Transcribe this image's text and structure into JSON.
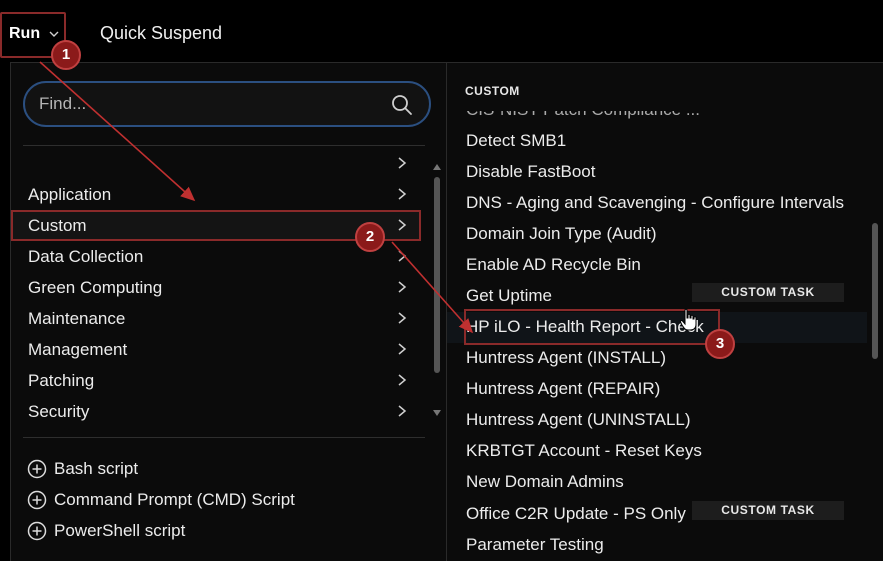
{
  "topbar": {
    "run_label": "Run",
    "quick_suspend_label": "Quick Suspend"
  },
  "search": {
    "placeholder": "Find..."
  },
  "categories": [
    {
      "label": ""
    },
    {
      "label": "Application"
    },
    {
      "label": "Custom"
    },
    {
      "label": "Data Collection"
    },
    {
      "label": "Green Computing"
    },
    {
      "label": "Maintenance"
    },
    {
      "label": "Management"
    },
    {
      "label": "Patching"
    },
    {
      "label": "Security"
    }
  ],
  "add_scripts": [
    {
      "label": "Bash script"
    },
    {
      "label": "Command Prompt (CMD) Script"
    },
    {
      "label": "PowerShell script"
    }
  ],
  "custom": {
    "header": "CUSTOM",
    "tasks": [
      {
        "label": "CIS-NIST Patch Compliance ..."
      },
      {
        "label": "Detect SMB1"
      },
      {
        "label": "Disable FastBoot"
      },
      {
        "label": "DNS - Aging and Scavenging - Configure Intervals"
      },
      {
        "label": "Domain Join Type (Audit)"
      },
      {
        "label": "Enable AD Recycle Bin"
      },
      {
        "label": "Get Uptime",
        "badge": "CUSTOM TASK"
      },
      {
        "label": "HP iLO - Health Report - Check"
      },
      {
        "label": "Huntress Agent (INSTALL)"
      },
      {
        "label": "Huntress Agent (REPAIR)"
      },
      {
        "label": "Huntress Agent (UNINSTALL)"
      },
      {
        "label": "KRBTGT Account - Reset Keys"
      },
      {
        "label": "New Domain Admins"
      },
      {
        "label": "Office C2R Update - PS Only",
        "badge": "CUSTOM TASK"
      },
      {
        "label": "Parameter Testing"
      }
    ]
  },
  "callouts": [
    "1",
    "2",
    "3"
  ],
  "colors": {
    "background": "#000000",
    "annotation_red": "#8b1a1a",
    "search_border": "#2b4f80"
  }
}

WHAT YOU SHOULD DO> Report the number of lines above containing the word "Huntress", with no other text.

THE RESULT> 3